Short problem: Retype word for word the part of the report on the Tulelake law firm meeting below that starts at "March 15, 2003" and ends with "success bonus.".

Passage shown:
★ ★ ★ ★
March 15, 2003
A meeting put on by Saltman and Stevens Law firm took
place today in Tulelake, with partners Gary Stevens, Alan Saltman and
Kevin Garden. The message was basically the same as the last meeting
with two modifications. Potential clients can sign on to the law suit
without committing until the suit has reached $30 million. Then they will
have five days to decide if they want to commit. Also there is a Plan B,
where clients can choose not to pay the up front fee, but pay more on the
success bonus.
There are several differences between what Saltman &
Stevens would do and what Marzulla is doing. The Marzulla firm specializes
in takings, and is one of the top firms for this. However, the takings
case may be stayed until the adjudication is completed. According to
Garden, "While
the Takings lawsuit filed by Mr. Marzulla has
not moved forward since April of 2002 when the government requested to
stay any further proceedings in that case until the state water
adjudication process was over, the Takings case has not been formally
stayed by the Court..... The lack of any formal decision on the part of
the Court has been a source of frustration by all interested parties
because it has given the government, for all practical purposes, a stay
since last summer." This could take
a generation or two. Marzulla is now trying to amend this with a Breach of
Contract. The problem is that, though Marzulla's firm are experts at
takings, they have little experience with Breach proceedings.
★ ★ ★ ★
Given data:
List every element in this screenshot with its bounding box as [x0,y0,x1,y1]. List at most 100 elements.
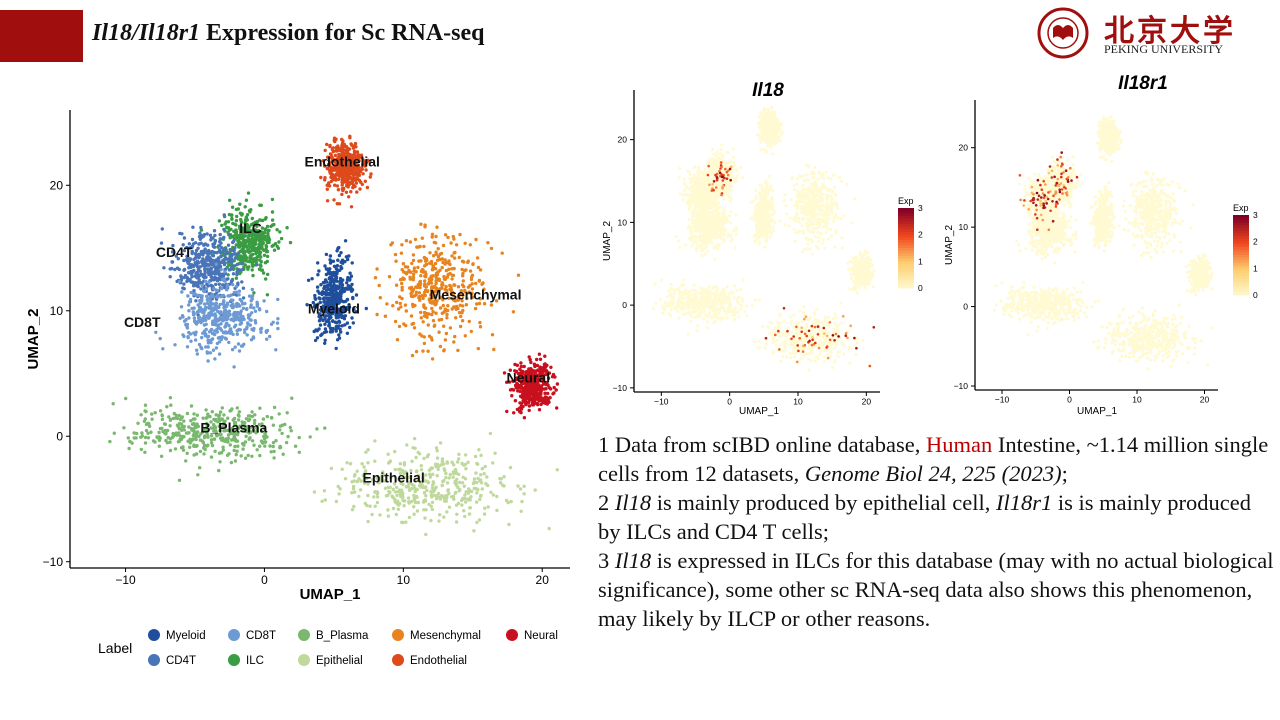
★ ★ ★ ★
Task result:
March 15, 2003
A meeting put on by Saltman and Stevens Law firm took
place today in Tulelake, with partners Gary Stevens, Alan Saltman and
Kevin Garden. The message was basically the same as the last meeting
with two modifications. Potential clients can sign on to the law suit
without committing until the suit has reached $30 million. Then they will
have five days to decide if they want to commit. Also there is a Plan B,
where clients can choose not to pay the up front fee, but pay more on the
success bonus.